#### Direction:
Compile every line that includes the word "CPNSA".

Records from a data source
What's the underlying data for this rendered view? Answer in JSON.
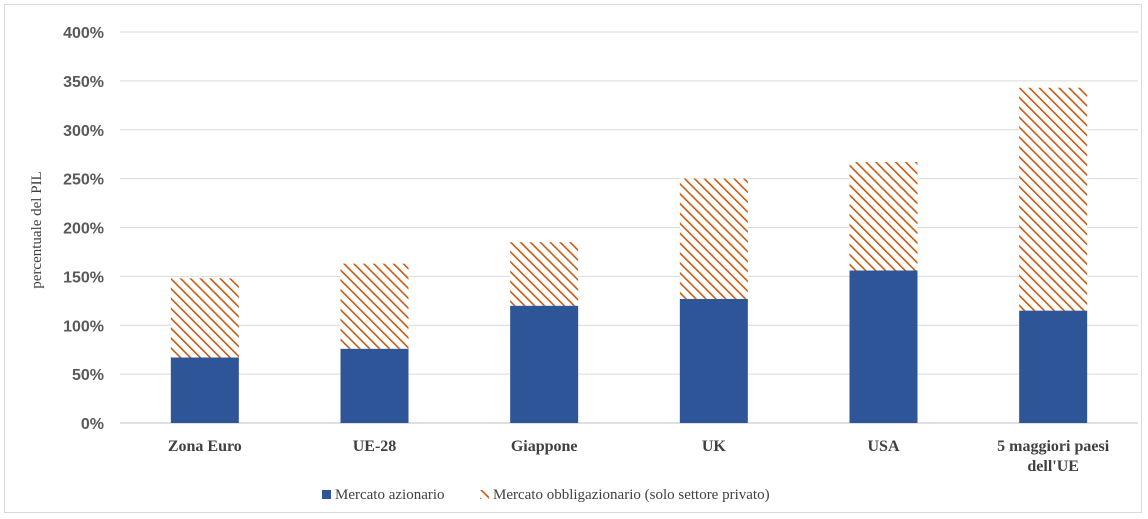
{
  "chart_data": {
    "type": "bar",
    "stacked": true,
    "title": "",
    "xlabel": "",
    "ylabel": "percentuale del PIL",
    "ylim": [
      0,
      400
    ],
    "yticks": [
      "0%",
      "50%",
      "100%",
      "150%",
      "200%",
      "250%",
      "300%",
      "350%",
      "400%"
    ],
    "grid": true,
    "legend_position": "bottom",
    "categories": [
      "Zona Euro",
      "UE-28",
      "Giappone",
      "UK",
      "USA",
      "5 maggiori paesi dell'UE"
    ],
    "category_lines": [
      [
        "Zona Euro"
      ],
      [
        "UE-28"
      ],
      [
        "Giappone"
      ],
      [
        "UK"
      ],
      [
        "USA"
      ],
      [
        "5 maggiori paesi",
        "dell'UE"
      ]
    ],
    "series": [
      {
        "name": "Mercato azionario",
        "color": "#2e5597",
        "pattern": "solid",
        "values": [
          67,
          76,
          120,
          127,
          156,
          115
        ]
      },
      {
        "name": "Mercato obbligazionario (solo settore privato)",
        "color": "#c55a11",
        "pattern": "diagonal-hatch",
        "values": [
          81,
          87,
          65,
          123,
          111,
          228
        ]
      }
    ]
  }
}
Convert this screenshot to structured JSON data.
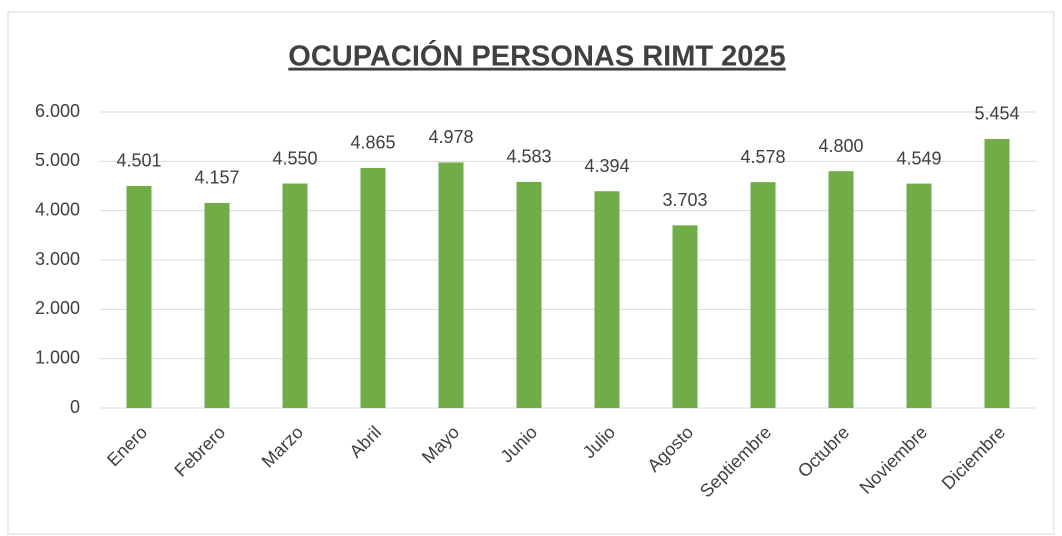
{
  "chart_data": {
    "type": "bar",
    "title": "OCUPACIÓN PERSONAS RIMT 2025",
    "categories": [
      "Enero",
      "Febrero",
      "Marzo",
      "Abril",
      "Mayo",
      "Junio",
      "Julio",
      "Agosto",
      "Septiembre",
      "Octubre",
      "Noviembre",
      "Diciembre"
    ],
    "values": [
      4501,
      4157,
      4550,
      4865,
      4978,
      4583,
      4394,
      3703,
      4578,
      4800,
      4549,
      5454
    ],
    "value_labels": [
      "4.501",
      "4.157",
      "4.550",
      "4.865",
      "4.978",
      "4.583",
      "4.394",
      "3.703",
      "4.578",
      "4.800",
      "4.549",
      "5.454"
    ],
    "color": "#70ad47",
    "ylim": [
      0,
      6000
    ],
    "yticks": [
      0,
      {
        "value": 1000,
        "label": "1.000"
      },
      {
        "value": 2000,
        "label": "2.000"
      },
      {
        "value": 3000,
        "label": "3.000"
      },
      {
        "value": 4000,
        "label": "4.000"
      },
      {
        "value": 5000,
        "label": "5.000"
      },
      {
        "value": 6000,
        "label": "6.000"
      }
    ],
    "grid": true
  }
}
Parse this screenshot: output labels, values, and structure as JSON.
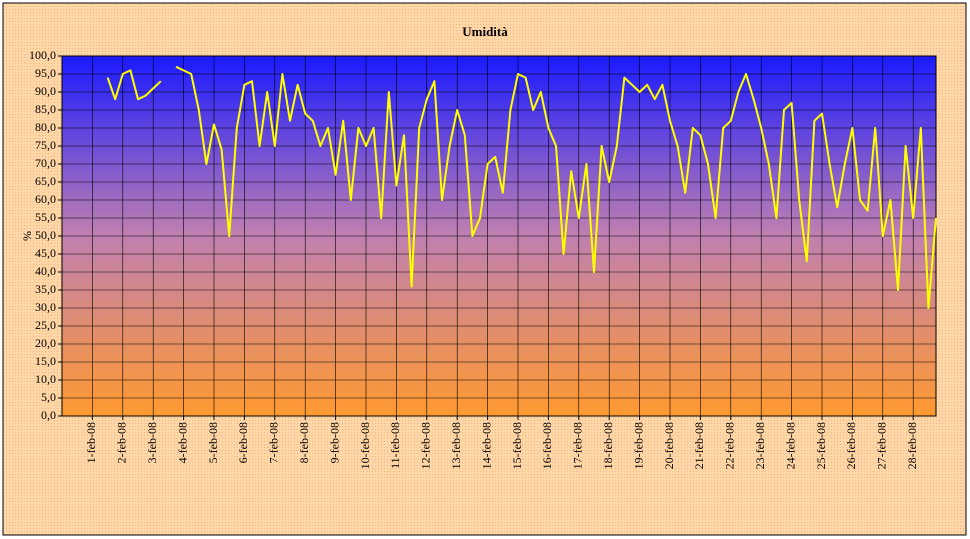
{
  "chart_data": {
    "type": "line",
    "title": "Umidità",
    "y_label": "%",
    "categories": [
      null,
      null,
      null,
      null,
      "1-feb-08",
      null,
      null,
      null,
      "2-feb-08",
      null,
      null,
      null,
      "3-feb-08",
      null,
      null,
      null,
      "4-feb-08",
      null,
      null,
      null,
      "5-feb-08",
      null,
      null,
      null,
      "6-feb-08",
      null,
      null,
      null,
      "7-feb-08",
      null,
      null,
      null,
      "8-feb-08",
      null,
      null,
      null,
      "9-feb-08",
      null,
      null,
      null,
      "10-feb-08",
      null,
      null,
      null,
      "11-feb-08",
      null,
      null,
      null,
      "12-feb-08",
      null,
      null,
      null,
      "13-feb-08",
      null,
      null,
      null,
      "14-feb-08",
      null,
      null,
      null,
      "15-feb-08",
      null,
      null,
      null,
      "16-feb-08",
      null,
      null,
      null,
      "17-feb-08",
      null,
      null,
      null,
      "18-feb-08",
      null,
      null,
      null,
      "19-feb-08",
      null,
      null,
      null,
      "20-feb-08",
      null,
      null,
      null,
      "21-feb-08",
      null,
      null,
      null,
      "22-feb-08",
      null,
      null,
      null,
      "23-feb-08",
      null,
      null,
      null,
      "24-feb-08",
      null,
      null,
      null,
      "25-feb-08",
      null,
      null,
      null,
      "26-feb-08",
      null,
      null,
      null,
      "27-feb-08",
      null,
      null,
      null,
      "28-feb-08",
      null,
      null,
      null
    ],
    "series": [
      {
        "name": "Umidità",
        "color": "#ffff00",
        "values": [
          null,
          null,
          null,
          null,
          null,
          null,
          94,
          88,
          95,
          96,
          88,
          89,
          91,
          93,
          null,
          97,
          96,
          95,
          85,
          70,
          81,
          74,
          50,
          80,
          92,
          93,
          75,
          90,
          75,
          95,
          82,
          92,
          84,
          82,
          75,
          80,
          67,
          82,
          60,
          80,
          75,
          80,
          55,
          90,
          64,
          78,
          36,
          80,
          88,
          93,
          60,
          75,
          85,
          78,
          50,
          55,
          70,
          72,
          62,
          85,
          95,
          94,
          85,
          90,
          80,
          75,
          45,
          68,
          55,
          70,
          40,
          75,
          65,
          75,
          94,
          92,
          90,
          92,
          88,
          92,
          82,
          75,
          62,
          80,
          78,
          70,
          55,
          80,
          82,
          90,
          95,
          88,
          80,
          70,
          55,
          85,
          87,
          60,
          43,
          82,
          84,
          70,
          58,
          70,
          80,
          60,
          57,
          80,
          50,
          60,
          35,
          75,
          55,
          80,
          30,
          55
        ]
      }
    ],
    "ylim": [
      0,
      100
    ],
    "yticks": [
      {
        "value": 0,
        "label": "0,0"
      },
      {
        "value": 5,
        "label": "5,0"
      },
      {
        "value": 10,
        "label": "10,0"
      },
      {
        "value": 15,
        "label": "15,0"
      },
      {
        "value": 20,
        "label": "20,0"
      },
      {
        "value": 25,
        "label": "25,0"
      },
      {
        "value": 30,
        "label": "30,0"
      },
      {
        "value": 35,
        "label": "35,0"
      },
      {
        "value": 40,
        "label": "40,0"
      },
      {
        "value": 45,
        "label": "45,0"
      },
      {
        "value": 50,
        "label": "50,0"
      },
      {
        "value": 55,
        "label": "55,0"
      },
      {
        "value": 60,
        "label": "60,0"
      },
      {
        "value": 65,
        "label": "65,0"
      },
      {
        "value": 70,
        "label": "70,0"
      },
      {
        "value": 75,
        "label": "75,0"
      },
      {
        "value": 80,
        "label": "80,0"
      },
      {
        "value": 85,
        "label": "85,0"
      },
      {
        "value": 90,
        "label": "90,0"
      },
      {
        "value": 95,
        "label": "95,0"
      },
      {
        "value": 100,
        "label": "100,0"
      }
    ],
    "grid": true
  }
}
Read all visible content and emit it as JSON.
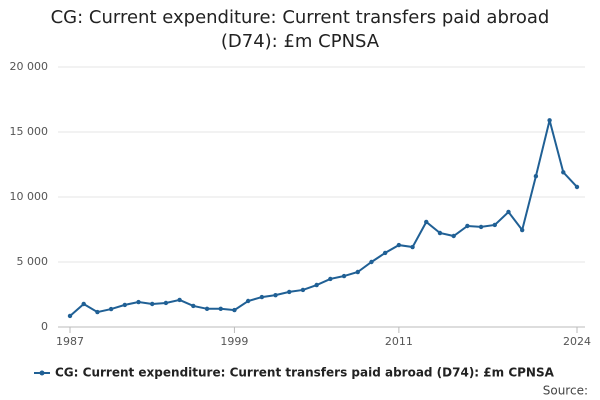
{
  "chart_data": {
    "type": "line",
    "title": "CG: Current expenditure: Current transfers paid abroad (D74): £m CPNSA",
    "source": "Source:",
    "x": [
      1987,
      1988,
      1989,
      1990,
      1991,
      1992,
      1993,
      1994,
      1995,
      1996,
      1997,
      1998,
      1999,
      2000,
      2001,
      2002,
      2003,
      2004,
      2005,
      2006,
      2007,
      2008,
      2009,
      2010,
      2011,
      2012,
      2013,
      2014,
      2015,
      2016,
      2017,
      2018,
      2019,
      2020,
      2021,
      2022,
      2023,
      2024
    ],
    "series": [
      {
        "name": "CG: Current expenditure: Current transfers paid abroad (D74): £m CPNSA",
        "color": "#206095",
        "values": [
          850,
          1770,
          1150,
          1380,
          1700,
          1920,
          1770,
          1850,
          2080,
          1620,
          1400,
          1400,
          1300,
          2000,
          2300,
          2450,
          2700,
          2850,
          3230,
          3700,
          3920,
          4230,
          5000,
          5700,
          6300,
          6150,
          8080,
          7230,
          7000,
          7770,
          7700,
          7850,
          8850,
          7460,
          11600,
          15900,
          11900,
          10770
        ]
      }
    ],
    "xlim": [
      1987,
      2024
    ],
    "xticks": [
      1987,
      1999,
      2011,
      2024
    ],
    "ylim": [
      0,
      20000
    ],
    "yticks": [
      0,
      {
        "value": 5000,
        "label": "5 000"
      },
      {
        "value": 10000,
        "label": "10 000"
      },
      {
        "value": 15000,
        "label": "15 000"
      },
      {
        "value": 20000,
        "label": "20 000"
      }
    ],
    "grid": true
  }
}
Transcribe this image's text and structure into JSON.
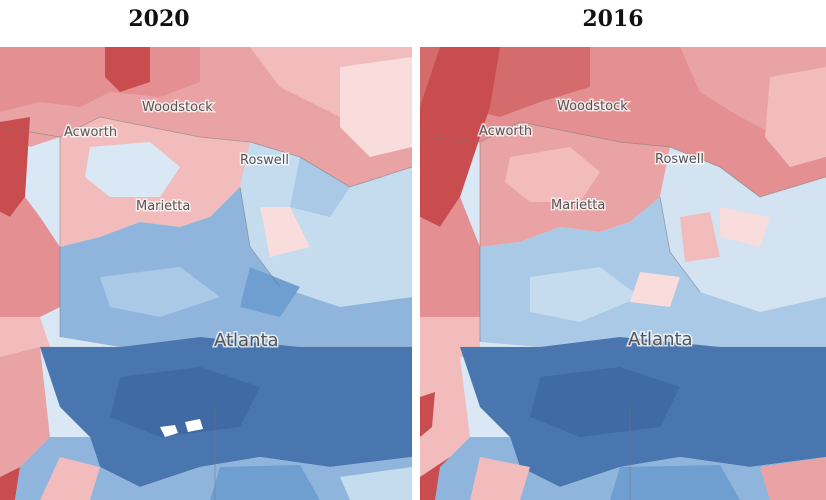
{
  "panels": [
    {
      "id": "left",
      "year": "2020",
      "places": {
        "woodstock": "Woodstock",
        "acworth": "Acworth",
        "roswell": "Roswell",
        "marietta": "Marietta",
        "atlanta": "Atlanta"
      }
    },
    {
      "id": "right",
      "year": "2016",
      "places": {
        "woodstock": "Woodstock",
        "acworth": "Acworth",
        "roswell": "Roswell",
        "marietta": "Marietta",
        "atlanta": "Atlanta"
      }
    }
  ],
  "colors": {
    "dark_red": "#c94d4f",
    "mid_red": "#e48f91",
    "light_red": "#f2bcbd",
    "pale_red": "#f9dcdc",
    "pale_blue": "#d9e8f4",
    "light_blue": "#a9c9e6",
    "mid_blue": "#6f9fd0",
    "dark_blue": "#4a76b0",
    "white_gap": "#ffffff"
  }
}
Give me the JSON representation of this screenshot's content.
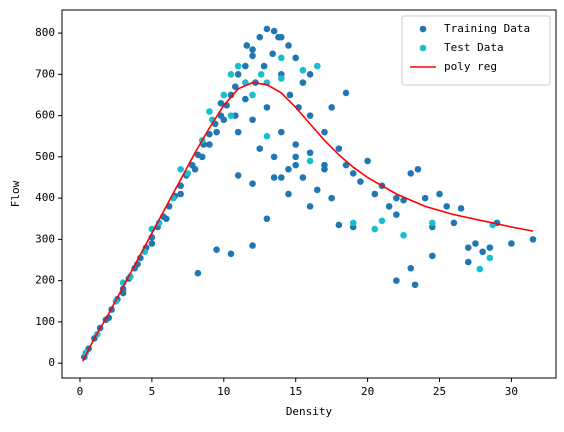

#### Reply:
    "title": "CG: Current expenditure: Current transfers paid abroad (D74): £m CPNSA",
        "name": "CG: Current expenditure: Current transfers paid abroad (D74): £m CPNSA",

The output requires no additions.